Work instructions:
Set down precisely the lines from the line with "OCR this image." through the end of the material, inclusive, and no pictures.

Records supplied:
-- START --

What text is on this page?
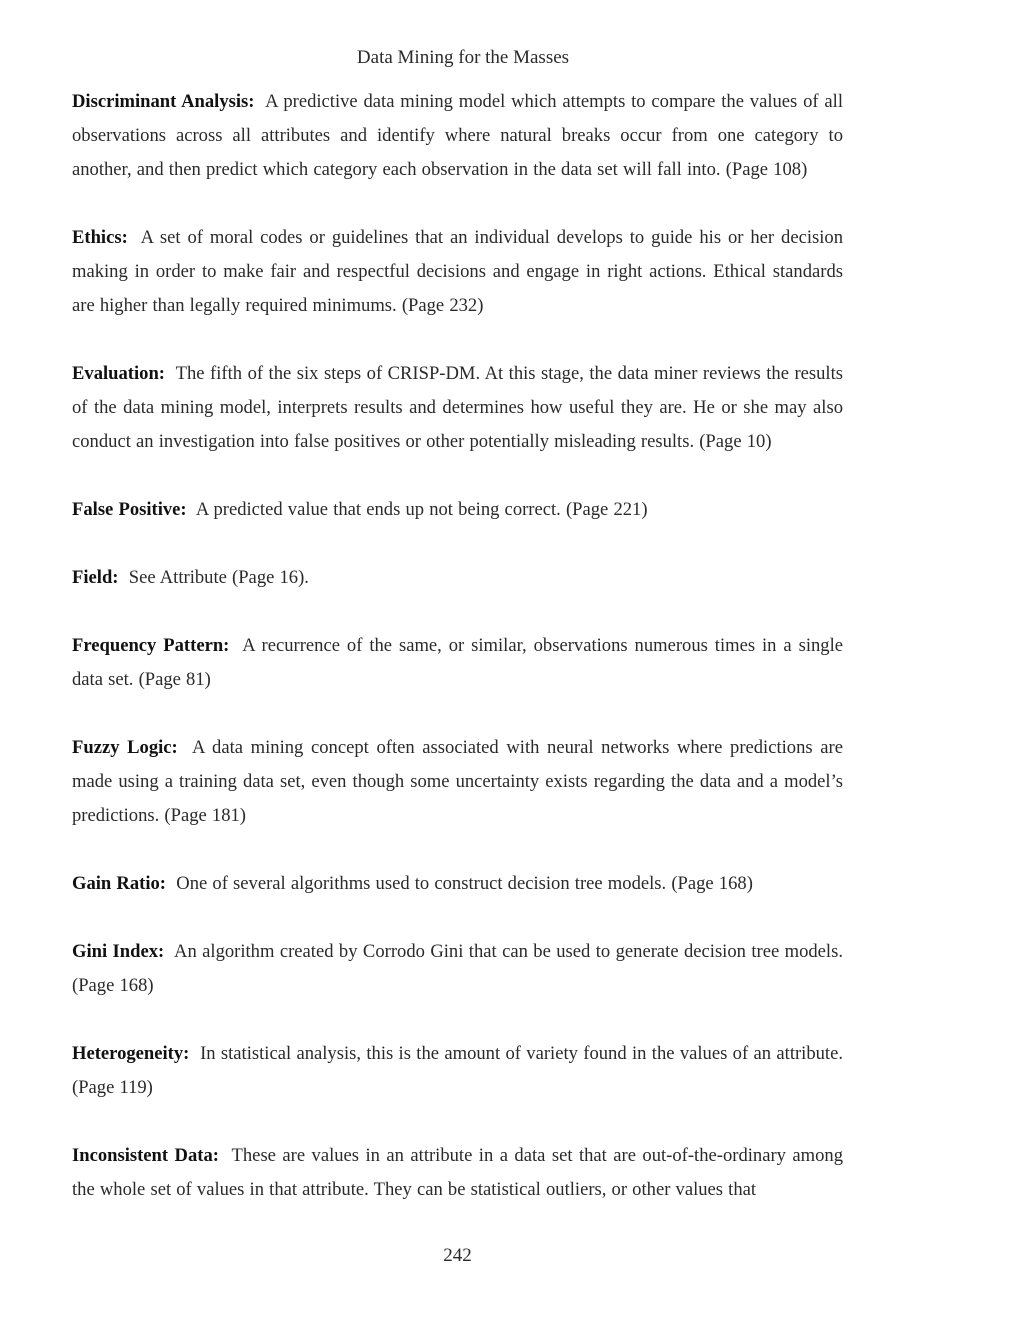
Data Mining for the Masses

Discriminant Analysis: A predictive data mining model which attempts to compare the values of all observations across all attributes and identify where natural breaks occur from one category to another, and then predict which category each observation in the data set will fall into. (Page 108)

Ethics: A set of moral codes or guidelines that an individual develops to guide his or her decision making in order to make fair and respectful decisions and engage in right actions. Ethical standards are higher than legally required minimums. (Page 232)

Evaluation: The fifth of the six steps of CRISP-DM. At this stage, the data miner reviews the results of the data mining model, interprets results and determines how useful they are. He or she may also conduct an investigation into false positives or other potentially misleading results. (Page 10)

False Positive: A predicted value that ends up not being correct. (Page 221)

Field: See Attribute (Page 16).

Frequency Pattern: A recurrence of the same, or similar, observations numerous times in a single data set. (Page 81)

Fuzzy Logic: A data mining concept often associated with neural networks where predictions are made using a training data set, even though some uncertainty exists regarding the data and a model’s predictions. (Page 181)

Gain Ratio: One of several algorithms used to construct decision tree models. (Page 168)

Gini Index: An algorithm created by Corrodo Gini that can be used to generate decision tree models. (Page 168)

Heterogeneity: In statistical analysis, this is the amount of variety found in the values of an attribute. (Page 119)

Inconsistent Data: These are values in an attribute in a data set that are out-of-the-ordinary among the whole set of values in that attribute. They can be statistical outliers, or other values that

242
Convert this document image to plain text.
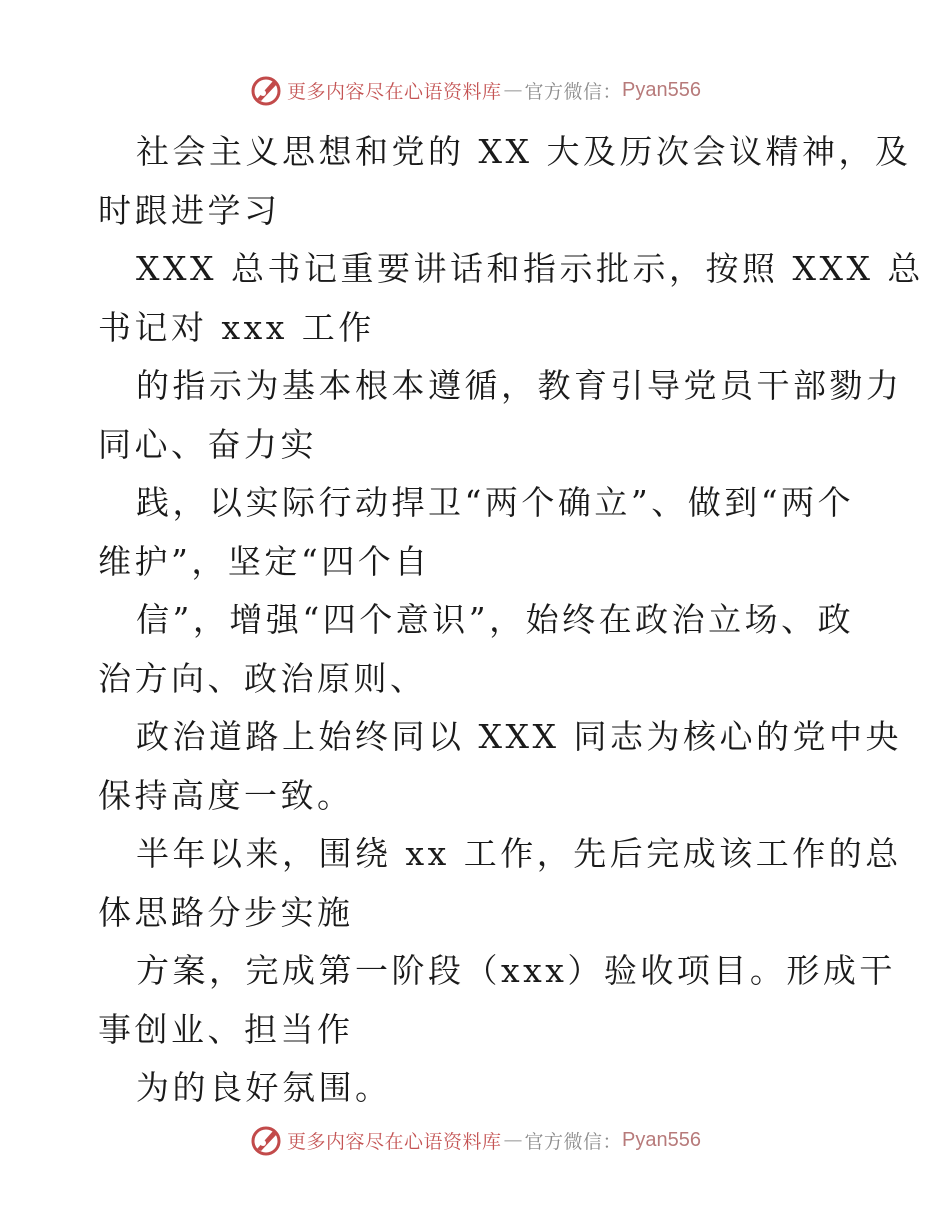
更多内容尽在心语资料库 — 官方微信： Pyan556

社会主义思想和党的 XX 大及历次会议精神，及

时跟进学习

XXX 总书记重要讲话和指示批示，按照 XXX 总

书记对 xxx 工作

的指示为基本根本遵循，教育引导党员干部勠力

同心、奋力实

践，以实际行动捍卫“两个确立”、做到“两个

维护”，坚定“四个自

信”，增强“四个意识”，始终在政治立场、政

治方向、政治原则、

政治道路上始终同以 XXX 同志为核心的党中央

保持高度一致。

半年以来，围绕 xx 工作，先后完成该工作的总

体思路分步实施

方案，完成第一阶段（xxx）验收项目。形成干

事创业、担当作

为的良好氛围。

更多内容尽在心语资料库 — 官方微信： Pyan556
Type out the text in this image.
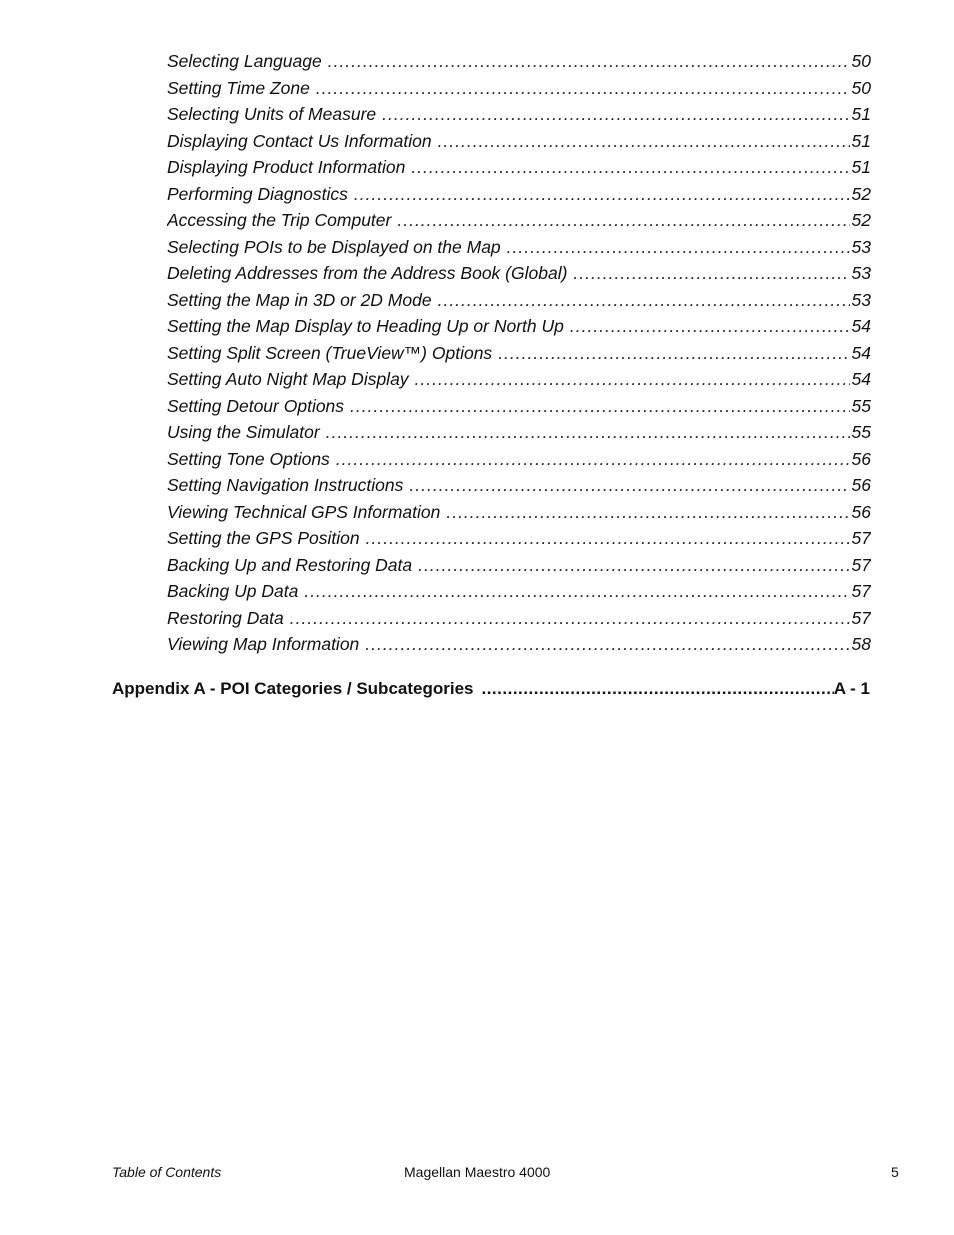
Selecting Language .....	50
Setting Time Zone .....	50
Selecting Units of Measure .....	51
Displaying Contact Us Information .....	51
Displaying Product Information .....	51
Performing Diagnostics .....	52
Accessing the Trip Computer .....	52
Selecting POIs to be Displayed on the Map .....	53
Deleting Addresses from the Address Book (Global) .....	53
Setting the Map in 3D or 2D Mode .....	53
Setting the Map Display to Heading Up or North Up .....	54
Setting Split Screen (TrueView™) Options .....	54
Setting Auto Night Map Display .....	54
Setting Detour Options .....	55
Using the Simulator .....	55
Setting Tone Options .....	56
Setting Navigation Instructions .....	56
Viewing Technical GPS Information .....	56
Setting the GPS Position .....	57
Backing Up and Restoring Data .....	57
Backing Up Data .....	57
Restoring Data .....	57
Viewing Map Information .....	58
Appendix A - POI Categories / Subcategories .....	A - 1
Table of Contents	Magellan Maestro 4000	5
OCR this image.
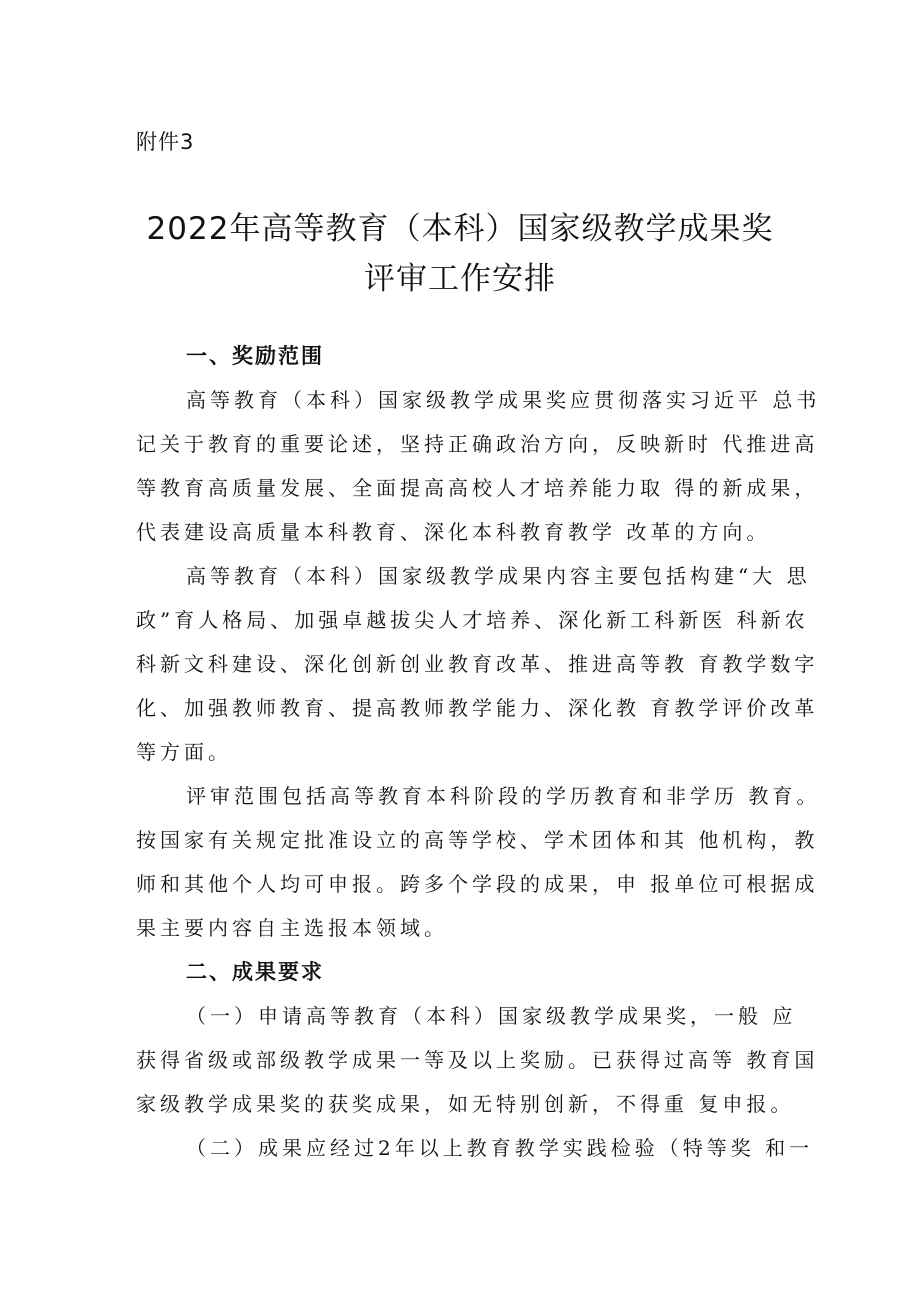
附件3
2022年高等教育（本科）国家级教学成果奖
评审工作安排
一、奖励范围
高等教育（本科）国家级教学成果奖应贯彻落实习近平 总书
记关于教育的重要论述，坚持正确政治方向，反映新时 代推进高
等教育高质量发展、全面提高高校人才培养能力取 得的新成果，
代表建设高质量本科教育、深化本科教育教学 改革的方向。
高等教育（本科）国家级教学成果内容主要包括构建“大 思
政”育人格局、加强卓越拔尖人才培养、深化新工科新医 科新农
科新文科建设、深化创新创业教育改革、推进高等教 育教学数字
化、加强教师教育、提高教师教学能力、深化教 育教学评价改革
等方面。
评审范围包括高等教育本科阶段的学历教育和非学历 教育。
按国家有关规定批准设立的高等学校、学术团体和其 他机构，教
师和其他个人均可申报。跨多个学段的成果，申 报单位可根据成
果主要内容自主选报本领域。
二、成果要求
（一）申请高等教育（本科）国家级教学成果奖，一般 应
获得省级或部级教学成果一等及以上奖励。已获得过高等 教育国
家级教学成果奖的获奖成果，如无特别创新，不得重 复申报。
（二）成果应经过2年以上教育教学实践检验（特等奖 和一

-- END --

Solution for this problem:
OCR this image.
附件3
2022年高等教育（本科）国家级教学成果奖
评审工作安排
一、奖励范围
高等教育（本科）国家级教学成果奖应贯彻落实习近平 总书
记关于教育的重要论述，坚持正确政治方向，反映新时 代推进高
等教育高质量发展、全面提高高校人才培养能力取 得的新成果，
代表建设高质量本科教育、深化本科教育教学 改革的方向。
高等教育（本科）国家级教学成果内容主要包括构建“大 思
政”育人格局、加强卓越拔尖人才培养、深化新工科新医 科新农
科新文科建设、深化创新创业教育改革、推进高等教 育教学数字
化、加强教师教育、提高教师教学能力、深化教 育教学评价改革
等方面。
评审范围包括高等教育本科阶段的学历教育和非学历 教育。
按国家有关规定批准设立的高等学校、学术团体和其 他机构，教
师和其他个人均可申报。跨多个学段的成果，申 报单位可根据成
果主要内容自主选报本领域。
二、成果要求
（一）申请高等教育（本科）国家级教学成果奖，一般 应
获得省级或部级教学成果一等及以上奖励。已获得过高等 教育国
家级教学成果奖的获奖成果，如无特别创新，不得重 复申报。
（二）成果应经过2年以上教育教学实践检验（特等奖 和一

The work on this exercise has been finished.